● **PROMPT**
Copy every record exactly, and keep the pictures out.
══════════
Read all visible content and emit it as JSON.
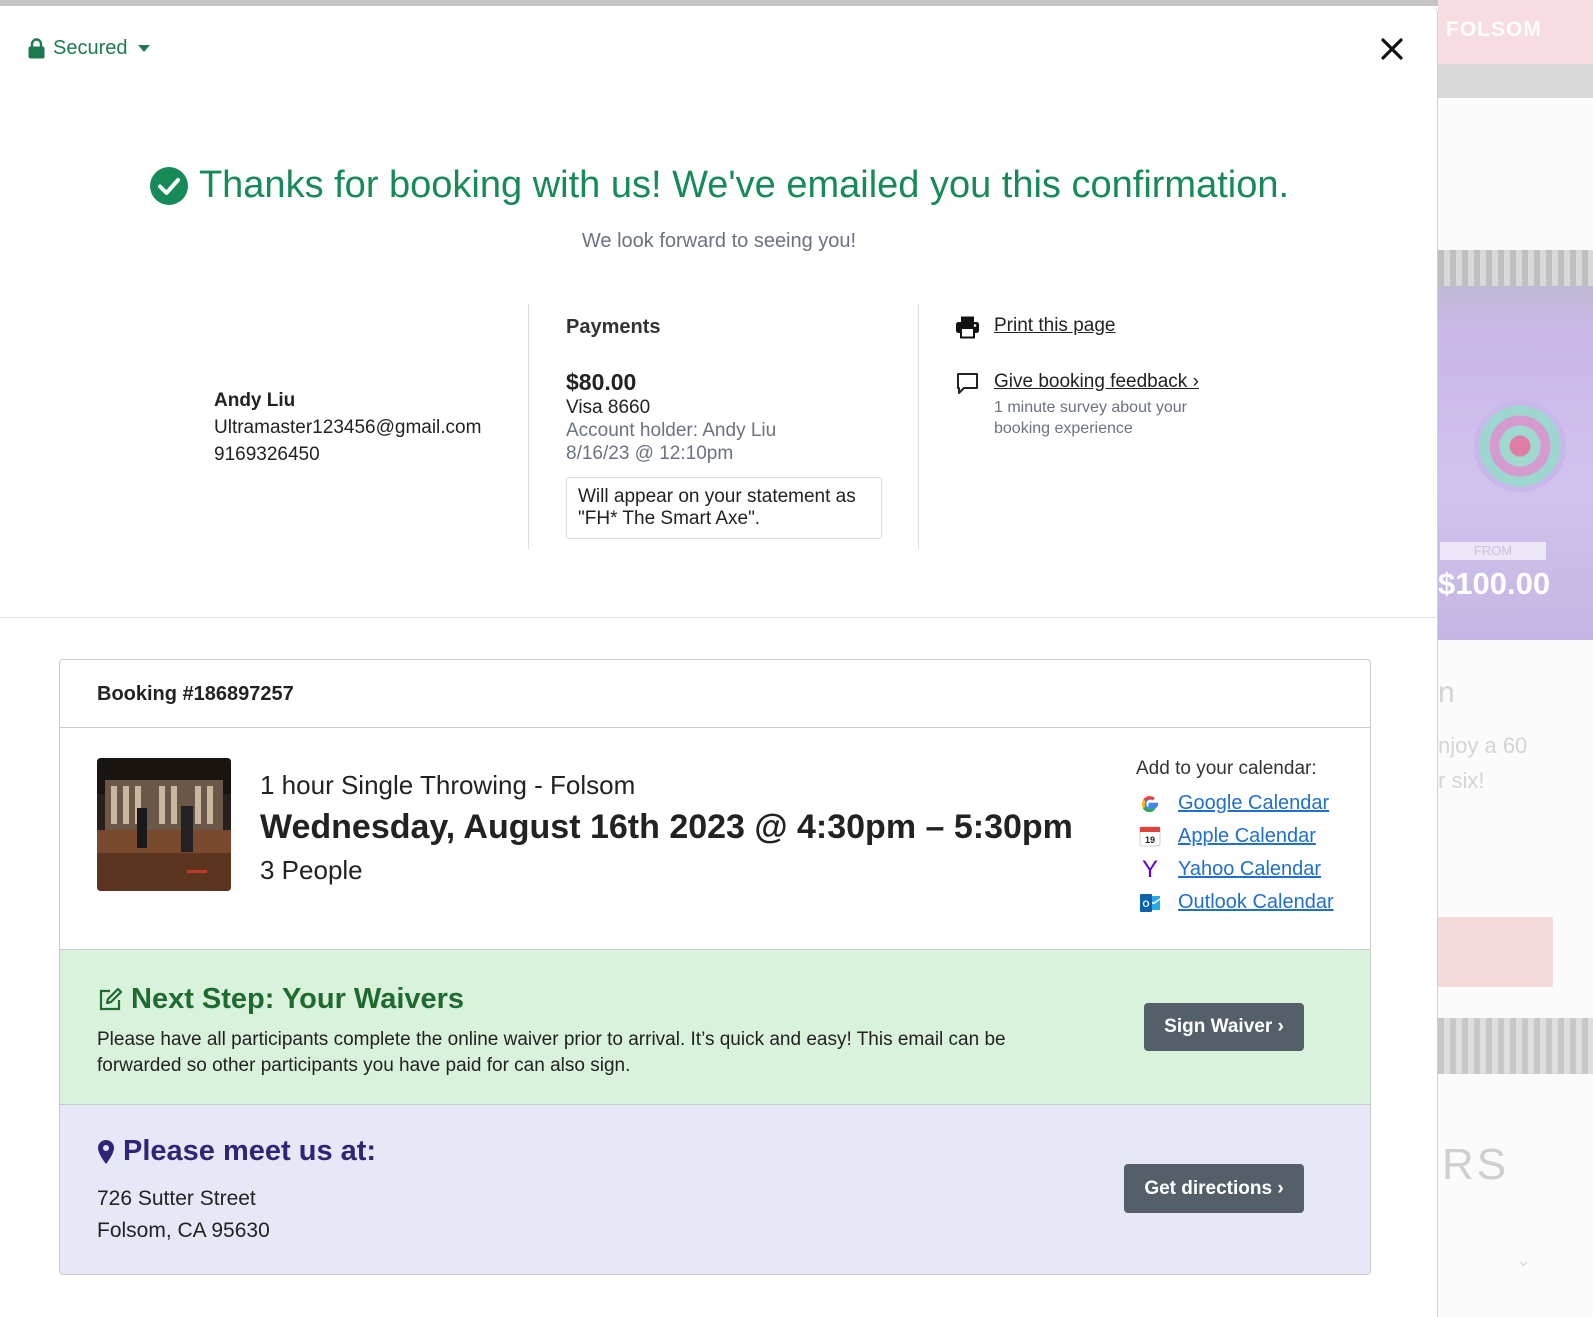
{
  "background": {
    "brand_fragment": "FOLSOM",
    "from_label": "FROM",
    "price": "$100.00",
    "text_fragment_1": "n",
    "text_fragment_2": "njoy a 60",
    "text_fragment_3": "r six!",
    "text_fragment_4": "RS"
  },
  "header": {
    "secured_label": "Secured",
    "lock_icon": "lock-icon",
    "close_icon": "close-icon"
  },
  "confirmation": {
    "headline": "Thanks for booking with us! We've emailed you this confirmation.",
    "subhead": "We look forward to seeing you!",
    "check_color": "#168a58"
  },
  "contact": {
    "name": "Andy Liu",
    "email": "Ultramaster123456@gmail.com",
    "phone": "9169326450"
  },
  "payments": {
    "title": "Payments",
    "amount": "$80.00",
    "card": "Visa 8660",
    "holder": "Account holder: Andy Liu",
    "datetime": "8/16/23 @ 12:10pm",
    "statement_note": "Will appear on your statement as \"FH* The Smart Axe\"."
  },
  "actions": {
    "print_label": "Print this page",
    "feedback_label": "Give booking feedback ›",
    "feedback_sub": "1 minute survey about your booking experience"
  },
  "booking": {
    "number_label": "Booking #186897257",
    "item_name": "1 hour Single Throwing - Folsom",
    "date_time": "Wednesday, August 16th 2023 @ 4:30pm – 5:30pm",
    "people": "3 People",
    "calendar": {
      "title": "Add to your calendar:",
      "items": [
        {
          "label": "Google Calendar",
          "icon": "google-icon"
        },
        {
          "label": "Apple Calendar",
          "icon": "apple-calendar-icon",
          "icon_text": "19"
        },
        {
          "label": "Yahoo Calendar",
          "icon": "yahoo-icon",
          "icon_text": "Y"
        },
        {
          "label": "Outlook Calendar",
          "icon": "outlook-icon",
          "icon_text": "O"
        }
      ]
    }
  },
  "waivers": {
    "title": "Next Step: Your Waivers",
    "description": "Please have all participants complete the online waiver prior to arrival. It’s quick and easy! This email can be forwarded so other participants you have paid for can also sign.",
    "button_label": "Sign Waiver ›",
    "bg_color": "#d9f2dc"
  },
  "location": {
    "title": "Please meet us at:",
    "street": "726 Sutter Street",
    "city": "Folsom, CA 95630",
    "button_label": "Get directions ›",
    "bg_color": "#e6e8f8"
  }
}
══════════
● **COMPLETED EXERCISE**
Read all visible content and emit it as JSON.
{
  "background": {
    "brand_fragment": "FOLSOM",
    "from_label": "FROM",
    "price": "$100.00",
    "text_fragment_1": "n",
    "text_fragment_2": "njoy a 60",
    "text_fragment_3": "r six!",
    "text_fragment_4": "RS"
  },
  "header": {
    "secured_label": "Secured",
    "lock_icon": "lock-icon",
    "close_icon": "close-icon"
  },
  "confirmation": {
    "headline": "Thanks for booking with us! We've emailed you this confirmation.",
    "subhead": "We look forward to seeing you!",
    "check_color": "#168a58"
  },
  "contact": {
    "name": "Andy Liu",
    "email": "Ultramaster123456@gmail.com",
    "phone": "9169326450"
  },
  "payments": {
    "title": "Payments",
    "amount": "$80.00",
    "card": "Visa 8660",
    "holder": "Account holder: Andy Liu",
    "datetime": "8/16/23 @ 12:10pm",
    "statement_note": "Will appear on your statement as \"FH* The Smart Axe\"."
  },
  "actions": {
    "print_label": "Print this page",
    "feedback_label": "Give booking feedback ›",
    "feedback_sub": "1 minute survey about your booking experience"
  },
  "booking": {
    "number_label": "Booking #186897257",
    "item_name": "1 hour Single Throwing - Folsom",
    "date_time": "Wednesday, August 16th 2023 @ 4:30pm – 5:30pm",
    "people": "3 People",
    "calendar": {
      "title": "Add to your calendar:",
      "items": [
        {
          "label": "Google Calendar",
          "icon": "google-icon"
        },
        {
          "label": "Apple Calendar",
          "icon": "apple-calendar-icon",
          "icon_text": "19"
        },
        {
          "label": "Yahoo Calendar",
          "icon": "yahoo-icon",
          "icon_text": "Y"
        },
        {
          "label": "Outlook Calendar",
          "icon": "outlook-icon",
          "icon_text": "O"
        }
      ]
    }
  },
  "waivers": {
    "title": "Next Step: Your Waivers",
    "description": "Please have all participants complete the online waiver prior to arrival. It’s quick and easy! This email can be forwarded so other participants you have paid for can also sign.",
    "button_label": "Sign Waiver ›",
    "bg_color": "#d9f2dc"
  },
  "location": {
    "title": "Please meet us at:",
    "street": "726 Sutter Street",
    "city": "Folsom, CA 95630",
    "button_label": "Get directions ›",
    "bg_color": "#e6e8f8"
  }
}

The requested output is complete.